[Start of Data provided]

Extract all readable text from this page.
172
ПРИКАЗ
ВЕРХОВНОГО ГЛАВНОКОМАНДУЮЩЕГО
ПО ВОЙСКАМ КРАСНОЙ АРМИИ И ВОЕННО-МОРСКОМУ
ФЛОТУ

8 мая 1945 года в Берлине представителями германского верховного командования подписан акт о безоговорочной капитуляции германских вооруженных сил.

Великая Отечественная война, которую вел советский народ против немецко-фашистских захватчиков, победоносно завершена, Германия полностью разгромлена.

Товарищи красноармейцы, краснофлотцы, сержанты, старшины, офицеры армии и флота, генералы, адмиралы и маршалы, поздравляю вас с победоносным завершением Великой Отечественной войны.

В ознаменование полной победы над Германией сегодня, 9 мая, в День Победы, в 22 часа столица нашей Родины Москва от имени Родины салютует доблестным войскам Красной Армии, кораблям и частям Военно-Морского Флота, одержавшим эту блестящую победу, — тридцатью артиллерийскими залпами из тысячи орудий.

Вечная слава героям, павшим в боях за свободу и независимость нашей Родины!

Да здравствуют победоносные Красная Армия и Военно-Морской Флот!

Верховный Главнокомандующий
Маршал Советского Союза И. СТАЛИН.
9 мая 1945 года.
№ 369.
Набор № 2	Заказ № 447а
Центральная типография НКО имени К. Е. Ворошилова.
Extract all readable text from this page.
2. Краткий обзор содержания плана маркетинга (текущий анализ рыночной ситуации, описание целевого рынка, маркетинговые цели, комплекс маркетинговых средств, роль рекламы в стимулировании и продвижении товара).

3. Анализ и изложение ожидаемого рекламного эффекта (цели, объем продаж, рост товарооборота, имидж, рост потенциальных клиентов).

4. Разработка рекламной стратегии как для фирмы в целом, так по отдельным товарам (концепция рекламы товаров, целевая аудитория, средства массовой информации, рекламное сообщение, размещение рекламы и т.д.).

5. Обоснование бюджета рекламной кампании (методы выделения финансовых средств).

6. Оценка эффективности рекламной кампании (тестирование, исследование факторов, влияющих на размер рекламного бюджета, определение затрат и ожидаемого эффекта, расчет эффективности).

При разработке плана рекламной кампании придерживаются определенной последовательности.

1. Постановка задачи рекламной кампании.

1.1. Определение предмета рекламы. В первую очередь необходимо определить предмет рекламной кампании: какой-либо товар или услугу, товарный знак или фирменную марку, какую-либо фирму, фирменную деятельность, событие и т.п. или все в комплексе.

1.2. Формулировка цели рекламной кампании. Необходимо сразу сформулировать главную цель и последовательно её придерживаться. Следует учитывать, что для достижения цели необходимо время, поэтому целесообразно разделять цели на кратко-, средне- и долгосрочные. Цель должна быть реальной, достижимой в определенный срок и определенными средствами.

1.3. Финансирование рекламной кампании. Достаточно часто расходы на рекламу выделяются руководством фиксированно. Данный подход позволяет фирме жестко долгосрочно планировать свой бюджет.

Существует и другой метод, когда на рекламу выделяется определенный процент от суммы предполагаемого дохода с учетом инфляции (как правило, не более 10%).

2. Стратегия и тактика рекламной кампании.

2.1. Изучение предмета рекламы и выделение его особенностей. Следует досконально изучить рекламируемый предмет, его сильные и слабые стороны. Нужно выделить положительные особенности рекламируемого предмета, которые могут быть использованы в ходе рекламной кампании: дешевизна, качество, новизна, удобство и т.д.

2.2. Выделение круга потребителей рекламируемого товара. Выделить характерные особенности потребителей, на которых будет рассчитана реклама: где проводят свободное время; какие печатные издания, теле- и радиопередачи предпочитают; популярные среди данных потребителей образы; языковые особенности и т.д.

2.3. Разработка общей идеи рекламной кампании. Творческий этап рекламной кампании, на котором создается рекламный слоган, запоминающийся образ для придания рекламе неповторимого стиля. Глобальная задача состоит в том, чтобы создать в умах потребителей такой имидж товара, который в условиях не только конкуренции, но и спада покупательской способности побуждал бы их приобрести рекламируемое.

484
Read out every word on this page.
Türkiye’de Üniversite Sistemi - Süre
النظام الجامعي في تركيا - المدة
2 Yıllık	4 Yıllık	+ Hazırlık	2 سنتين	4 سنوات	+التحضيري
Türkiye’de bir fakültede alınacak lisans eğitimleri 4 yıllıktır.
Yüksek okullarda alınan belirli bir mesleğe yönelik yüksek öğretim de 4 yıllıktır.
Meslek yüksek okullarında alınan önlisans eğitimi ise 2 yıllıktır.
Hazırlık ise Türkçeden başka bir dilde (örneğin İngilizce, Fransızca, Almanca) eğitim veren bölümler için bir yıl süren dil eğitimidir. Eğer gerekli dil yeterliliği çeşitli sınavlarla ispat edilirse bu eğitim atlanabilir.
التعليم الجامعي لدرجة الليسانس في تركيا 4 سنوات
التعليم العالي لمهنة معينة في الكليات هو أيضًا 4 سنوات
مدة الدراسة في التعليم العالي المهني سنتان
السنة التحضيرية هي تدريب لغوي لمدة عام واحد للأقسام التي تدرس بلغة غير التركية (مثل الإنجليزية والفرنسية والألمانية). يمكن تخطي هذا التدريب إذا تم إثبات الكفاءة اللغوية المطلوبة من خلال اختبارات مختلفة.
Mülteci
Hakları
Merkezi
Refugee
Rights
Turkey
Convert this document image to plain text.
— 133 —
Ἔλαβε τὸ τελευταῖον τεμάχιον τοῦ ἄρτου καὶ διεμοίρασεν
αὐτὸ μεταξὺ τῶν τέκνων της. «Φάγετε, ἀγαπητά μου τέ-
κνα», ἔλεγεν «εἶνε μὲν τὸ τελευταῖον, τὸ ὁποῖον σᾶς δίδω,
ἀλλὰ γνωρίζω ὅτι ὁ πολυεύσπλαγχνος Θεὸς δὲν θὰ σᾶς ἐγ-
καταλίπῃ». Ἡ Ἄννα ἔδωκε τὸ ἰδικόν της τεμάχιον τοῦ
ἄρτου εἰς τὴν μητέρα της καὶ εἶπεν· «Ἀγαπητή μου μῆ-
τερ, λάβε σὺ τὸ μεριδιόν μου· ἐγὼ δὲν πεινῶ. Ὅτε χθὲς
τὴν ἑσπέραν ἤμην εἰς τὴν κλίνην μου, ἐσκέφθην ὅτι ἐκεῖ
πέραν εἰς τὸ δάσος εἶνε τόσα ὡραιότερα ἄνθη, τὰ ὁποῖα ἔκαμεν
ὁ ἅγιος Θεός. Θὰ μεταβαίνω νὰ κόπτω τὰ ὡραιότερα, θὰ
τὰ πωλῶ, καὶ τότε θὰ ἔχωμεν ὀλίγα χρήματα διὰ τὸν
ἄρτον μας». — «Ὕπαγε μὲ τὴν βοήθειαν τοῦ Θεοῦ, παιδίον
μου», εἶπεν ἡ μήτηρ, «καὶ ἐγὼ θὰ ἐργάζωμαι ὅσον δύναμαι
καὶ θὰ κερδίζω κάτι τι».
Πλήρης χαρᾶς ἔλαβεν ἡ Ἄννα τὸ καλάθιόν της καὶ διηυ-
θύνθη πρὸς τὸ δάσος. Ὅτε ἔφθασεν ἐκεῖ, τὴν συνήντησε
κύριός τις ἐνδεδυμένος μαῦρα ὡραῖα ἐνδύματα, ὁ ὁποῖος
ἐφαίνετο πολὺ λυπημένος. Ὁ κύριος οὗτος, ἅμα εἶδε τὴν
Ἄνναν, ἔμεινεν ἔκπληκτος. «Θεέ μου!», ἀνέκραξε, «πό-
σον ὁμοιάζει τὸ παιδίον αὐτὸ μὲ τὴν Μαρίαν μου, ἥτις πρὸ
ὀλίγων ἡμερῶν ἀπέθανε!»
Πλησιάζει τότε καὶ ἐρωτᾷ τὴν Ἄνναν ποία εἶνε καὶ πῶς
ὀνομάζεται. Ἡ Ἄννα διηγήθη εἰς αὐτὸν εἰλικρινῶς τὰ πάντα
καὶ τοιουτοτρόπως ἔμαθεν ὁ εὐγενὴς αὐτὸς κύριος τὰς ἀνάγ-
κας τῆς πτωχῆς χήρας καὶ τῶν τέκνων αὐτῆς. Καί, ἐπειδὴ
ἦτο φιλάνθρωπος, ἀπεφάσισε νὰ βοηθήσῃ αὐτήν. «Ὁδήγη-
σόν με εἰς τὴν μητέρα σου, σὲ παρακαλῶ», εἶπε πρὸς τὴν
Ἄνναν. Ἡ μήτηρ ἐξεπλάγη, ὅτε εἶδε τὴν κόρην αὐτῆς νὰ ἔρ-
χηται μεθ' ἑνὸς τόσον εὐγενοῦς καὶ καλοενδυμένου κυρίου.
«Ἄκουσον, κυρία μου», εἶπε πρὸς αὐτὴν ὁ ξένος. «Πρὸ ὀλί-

[End of Data provided]

Exercise details: State how many lines of the records hold the string "τέκνων", and nothing else.

Task response: 2